- _STATED GOAL_:
Reproduce all of the data below without alteration; exclude every picture.

- _RECORDS FOR THIS TASK_:
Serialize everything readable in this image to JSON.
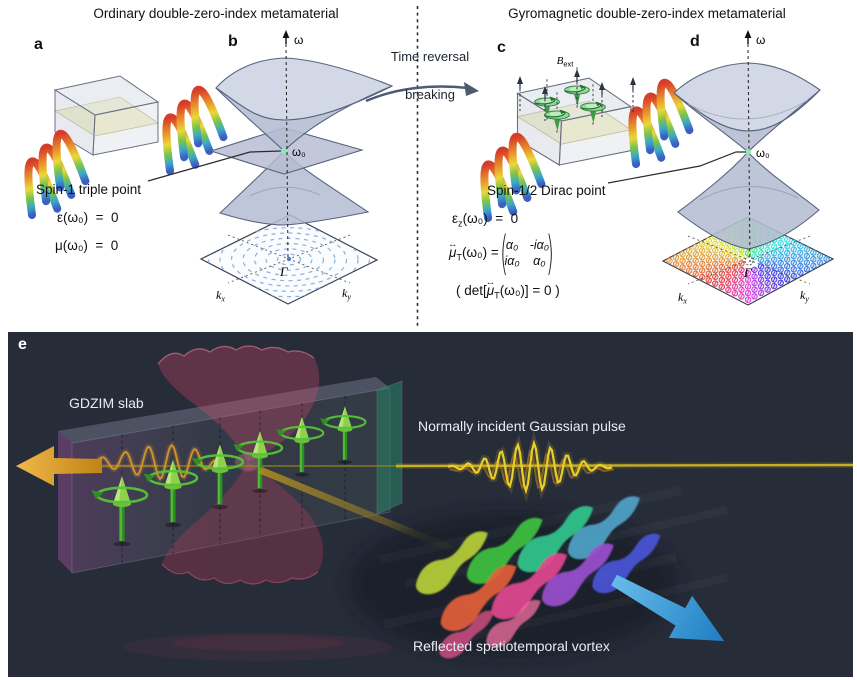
{
  "left_section": {
    "title": "Ordinary double-zero-index metamaterial",
    "panel_a_label": "a",
    "panel_b_label": "b",
    "omega_axis": "ω",
    "omega0": "ω₀",
    "gamma": "Γ",
    "kx": {
      "base": "k",
      "sub": "x"
    },
    "ky": {
      "base": "k",
      "sub": "y"
    },
    "point_label": "Spin-1 triple point",
    "eq_epsilon": "ε(ω₀)  =  0",
    "eq_mu": "μ(ω₀)  =  0"
  },
  "transition": {
    "line1": "Time reversal",
    "line2": "breaking"
  },
  "right_section": {
    "title": "Gyromagnetic double-zero-index metamaterial",
    "panel_c_label": "c",
    "panel_d_label": "d",
    "b_ext": {
      "base": "B",
      "sub": "ext"
    },
    "omega_axis": "ω",
    "omega0": "ω₀",
    "gamma": "Γ",
    "kx": {
      "base": "k",
      "sub": "x"
    },
    "ky": {
      "base": "k",
      "sub": "y"
    },
    "point_label": "Spin-1/2 Dirac point",
    "eq_epsilon_z": {
      "base": "ε",
      "sub": "z",
      "rest": "(ω₀)  =  0"
    },
    "eq_mu_tensor": {
      "mu": "μ",
      "arrow": "↔",
      "sub": "T",
      "lhs_rest": "(ω₀) = ",
      "m11": "α₀",
      "m12": "-iα₀",
      "m21": "iα₀",
      "m22": "α₀"
    },
    "eq_det": {
      "pre": "( det[",
      "mu": "μ",
      "arrow": "↔",
      "sub": "T",
      "post": "(ω₀)] = 0 )"
    }
  },
  "panel_e": {
    "label": "e",
    "slab_label": "GDZIM slab",
    "incident_label": "Normally incident Gaussian pulse",
    "reflected_label": "Reflected spatiotemporal vortex",
    "background": "#272c39",
    "colors": {
      "spin_green": "#54c437",
      "cone_red": "#e24a6e",
      "beam_yellow": "#d8bd25",
      "wave_orange": "#d6952a",
      "transmitted_arrow": "#dfa62c",
      "reflected_arrow": "#3999d6",
      "vortex_top_row": [
        "#b7cf36",
        "#3dc13f",
        "#2fc58c",
        "#4fa3c8"
      ],
      "vortex_bottom_row": [
        "#e2603a",
        "#e1478f",
        "#9a4ecf",
        "#4b55d6"
      ],
      "vortex_extra": [
        "#d94f86",
        "#e86a9a"
      ]
    }
  },
  "band_diagram": {
    "surface_fill": "#b4bcd2",
    "surface_edge": "#59647f",
    "point_dot": "#8ce8b4",
    "ring_blue": "#8ab0e2"
  }
}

- _TASK SOLUTION_:
Serialize everything readable in this image to JSON.
{
  "left_section": {
    "title": "Ordinary double-zero-index metamaterial",
    "panel_a_label": "a",
    "panel_b_label": "b",
    "omega_axis": "ω",
    "omega0": "ω₀",
    "gamma": "Γ",
    "kx": {
      "base": "k",
      "sub": "x"
    },
    "ky": {
      "base": "k",
      "sub": "y"
    },
    "point_label": "Spin-1 triple point",
    "eq_epsilon": "ε(ω₀)  =  0",
    "eq_mu": "μ(ω₀)  =  0"
  },
  "transition": {
    "line1": "Time reversal",
    "line2": "breaking"
  },
  "right_section": {
    "title": "Gyromagnetic double-zero-index metamaterial",
    "panel_c_label": "c",
    "panel_d_label": "d",
    "b_ext": {
      "base": "B",
      "sub": "ext"
    },
    "omega_axis": "ω",
    "omega0": "ω₀",
    "gamma": "Γ",
    "kx": {
      "base": "k",
      "sub": "x"
    },
    "ky": {
      "base": "k",
      "sub": "y"
    },
    "point_label": "Spin-1/2 Dirac point",
    "eq_epsilon_z": {
      "base": "ε",
      "sub": "z",
      "rest": "(ω₀)  =  0"
    },
    "eq_mu_tensor": {
      "mu": "μ",
      "arrow": "↔",
      "sub": "T",
      "lhs_rest": "(ω₀) = ",
      "m11": "α₀",
      "m12": "-iα₀",
      "m21": "iα₀",
      "m22": "α₀"
    },
    "eq_det": {
      "pre": "( det[",
      "mu": "μ",
      "arrow": "↔",
      "sub": "T",
      "post": "(ω₀)] = 0 )"
    }
  },
  "panel_e": {
    "label": "e",
    "slab_label": "GDZIM slab",
    "incident_label": "Normally incident Gaussian pulse",
    "reflected_label": "Reflected spatiotemporal vortex",
    "background": "#272c39",
    "colors": {
      "spin_green": "#54c437",
      "cone_red": "#e24a6e",
      "beam_yellow": "#d8bd25",
      "wave_orange": "#d6952a",
      "transmitted_arrow": "#dfa62c",
      "reflected_arrow": "#3999d6",
      "vortex_top_row": [
        "#b7cf36",
        "#3dc13f",
        "#2fc58c",
        "#4fa3c8"
      ],
      "vortex_bottom_row": [
        "#e2603a",
        "#e1478f",
        "#9a4ecf",
        "#4b55d6"
      ],
      "vortex_extra": [
        "#d94f86",
        "#e86a9a"
      ]
    }
  },
  "band_diagram": {
    "surface_fill": "#b4bcd2",
    "surface_edge": "#59647f",
    "point_dot": "#8ce8b4",
    "ring_blue": "#8ab0e2"
  }
}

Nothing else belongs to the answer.